Problem to work on: Search the material for "categories" and show all lines that contain it.

(Recorded data)
####################

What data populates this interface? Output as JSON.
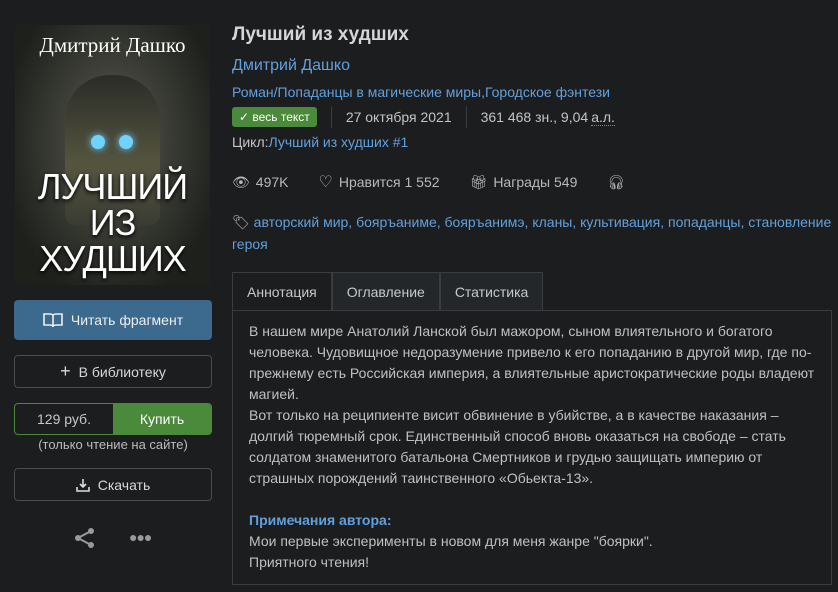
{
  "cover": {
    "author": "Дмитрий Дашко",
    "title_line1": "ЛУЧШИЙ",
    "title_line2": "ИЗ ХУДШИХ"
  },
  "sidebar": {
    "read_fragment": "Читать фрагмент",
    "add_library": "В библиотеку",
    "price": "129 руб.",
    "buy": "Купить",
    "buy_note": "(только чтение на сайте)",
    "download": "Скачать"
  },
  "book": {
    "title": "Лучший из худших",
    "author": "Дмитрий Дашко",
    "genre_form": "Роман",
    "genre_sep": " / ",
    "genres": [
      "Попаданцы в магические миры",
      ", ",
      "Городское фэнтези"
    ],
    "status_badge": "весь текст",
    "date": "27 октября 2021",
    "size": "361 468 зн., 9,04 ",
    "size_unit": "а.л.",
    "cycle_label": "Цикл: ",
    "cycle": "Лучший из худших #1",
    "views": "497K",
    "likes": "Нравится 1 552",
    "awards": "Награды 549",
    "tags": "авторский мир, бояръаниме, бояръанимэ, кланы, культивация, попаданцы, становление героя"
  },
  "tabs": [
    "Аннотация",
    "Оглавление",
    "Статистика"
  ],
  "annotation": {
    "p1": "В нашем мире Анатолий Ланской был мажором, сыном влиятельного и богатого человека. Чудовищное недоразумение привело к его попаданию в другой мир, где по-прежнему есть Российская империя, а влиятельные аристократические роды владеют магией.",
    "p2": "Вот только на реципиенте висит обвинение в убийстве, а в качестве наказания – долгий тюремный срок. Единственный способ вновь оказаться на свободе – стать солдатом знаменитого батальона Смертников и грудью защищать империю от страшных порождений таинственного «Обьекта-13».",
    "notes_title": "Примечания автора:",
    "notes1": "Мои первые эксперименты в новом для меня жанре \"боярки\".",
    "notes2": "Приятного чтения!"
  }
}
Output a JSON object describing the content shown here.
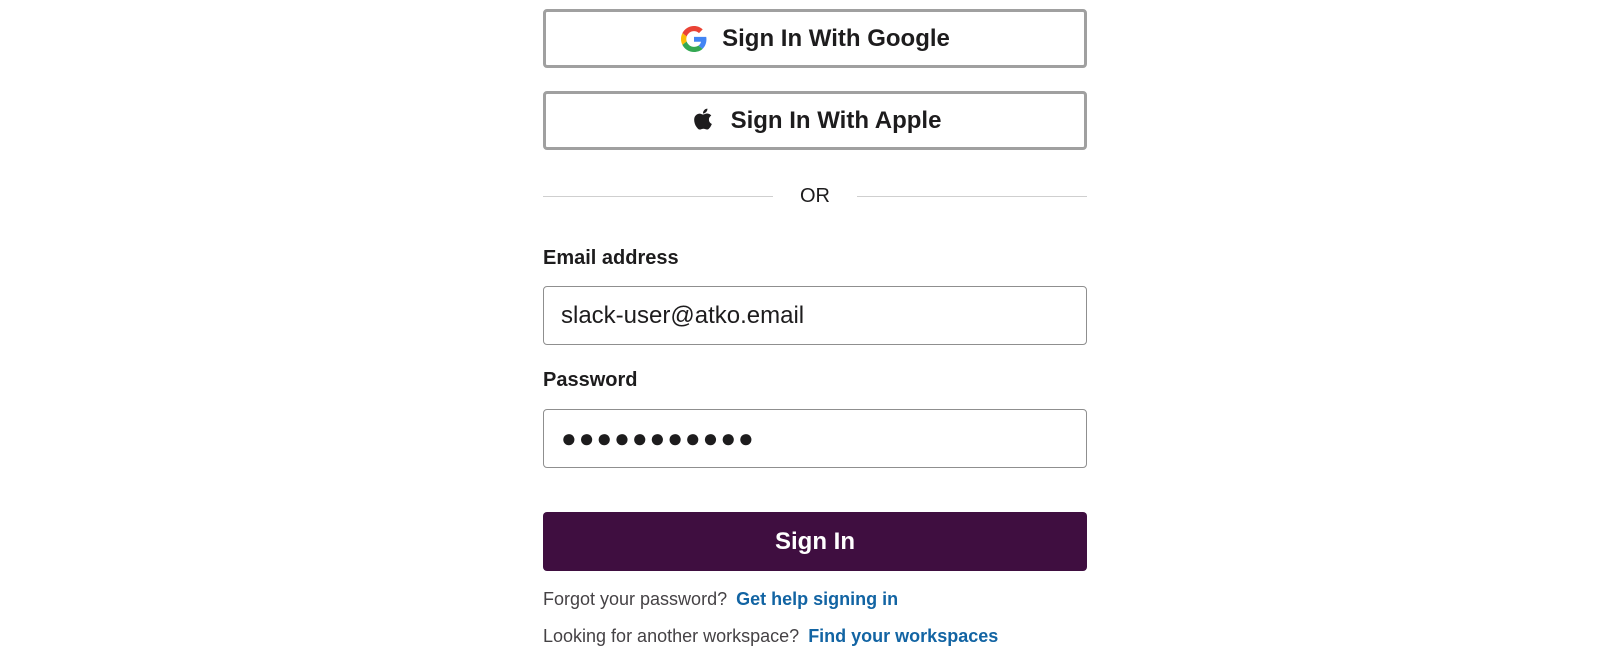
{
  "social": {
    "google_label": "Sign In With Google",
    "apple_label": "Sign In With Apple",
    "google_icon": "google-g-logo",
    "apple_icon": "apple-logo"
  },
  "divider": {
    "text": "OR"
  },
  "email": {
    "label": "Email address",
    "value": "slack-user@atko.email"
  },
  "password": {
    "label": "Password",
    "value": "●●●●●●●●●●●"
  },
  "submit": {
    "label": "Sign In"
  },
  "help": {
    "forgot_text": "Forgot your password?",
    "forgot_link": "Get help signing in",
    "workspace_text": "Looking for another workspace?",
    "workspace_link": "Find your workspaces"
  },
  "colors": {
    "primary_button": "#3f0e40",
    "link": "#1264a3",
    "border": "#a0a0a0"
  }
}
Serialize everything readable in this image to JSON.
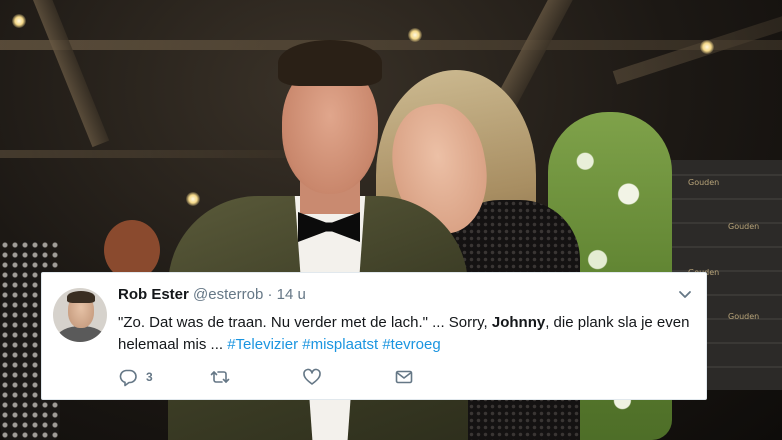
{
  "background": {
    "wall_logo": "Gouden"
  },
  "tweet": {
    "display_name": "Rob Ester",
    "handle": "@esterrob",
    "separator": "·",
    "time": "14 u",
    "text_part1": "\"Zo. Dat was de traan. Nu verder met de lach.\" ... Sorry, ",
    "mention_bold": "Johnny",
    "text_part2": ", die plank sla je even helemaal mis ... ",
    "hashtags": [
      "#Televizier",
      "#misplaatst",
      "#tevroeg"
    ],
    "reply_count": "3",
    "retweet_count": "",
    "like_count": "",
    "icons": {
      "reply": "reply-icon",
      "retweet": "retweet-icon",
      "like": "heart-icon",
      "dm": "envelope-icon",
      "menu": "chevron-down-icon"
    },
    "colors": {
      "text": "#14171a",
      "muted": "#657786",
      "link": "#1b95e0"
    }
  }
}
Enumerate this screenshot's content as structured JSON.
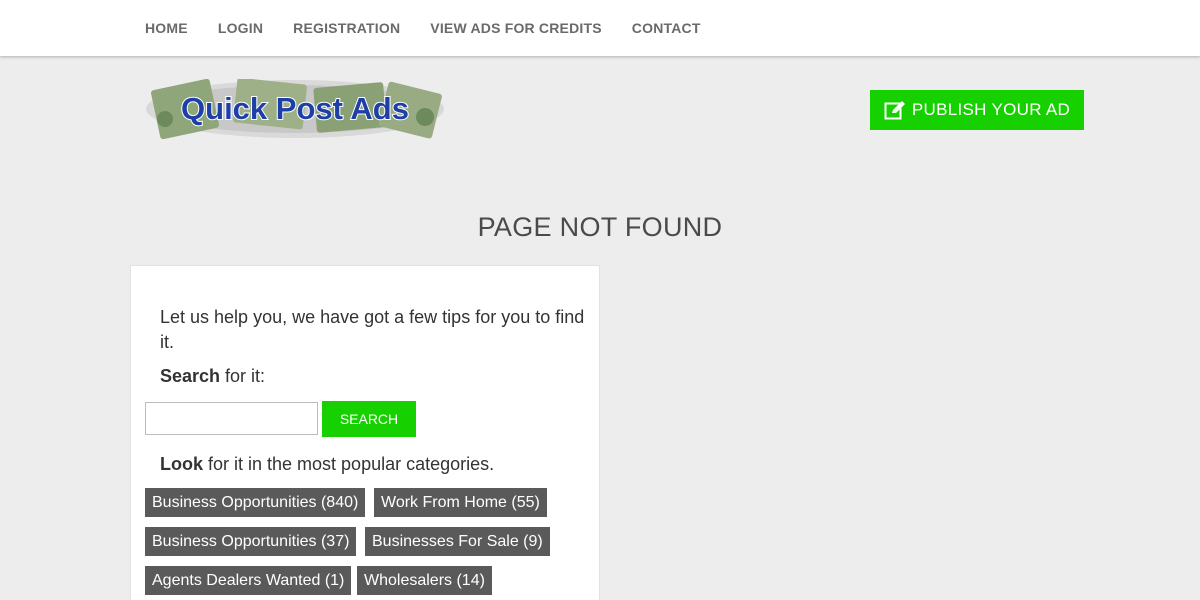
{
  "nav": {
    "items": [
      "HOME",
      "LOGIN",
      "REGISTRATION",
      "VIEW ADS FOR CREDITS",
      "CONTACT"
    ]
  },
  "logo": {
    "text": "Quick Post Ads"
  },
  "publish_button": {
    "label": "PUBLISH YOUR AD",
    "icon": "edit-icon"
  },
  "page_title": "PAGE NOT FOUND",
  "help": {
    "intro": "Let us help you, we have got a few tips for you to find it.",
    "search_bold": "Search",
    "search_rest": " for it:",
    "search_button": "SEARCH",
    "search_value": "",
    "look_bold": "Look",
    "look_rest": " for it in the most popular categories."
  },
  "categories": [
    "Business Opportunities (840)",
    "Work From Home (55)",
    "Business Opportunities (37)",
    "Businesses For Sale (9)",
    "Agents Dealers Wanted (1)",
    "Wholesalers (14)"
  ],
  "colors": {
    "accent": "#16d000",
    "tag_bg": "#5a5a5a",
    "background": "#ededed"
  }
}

####################

Reply:
    "look_rest": " for it in the most popular categories."
  "categories": [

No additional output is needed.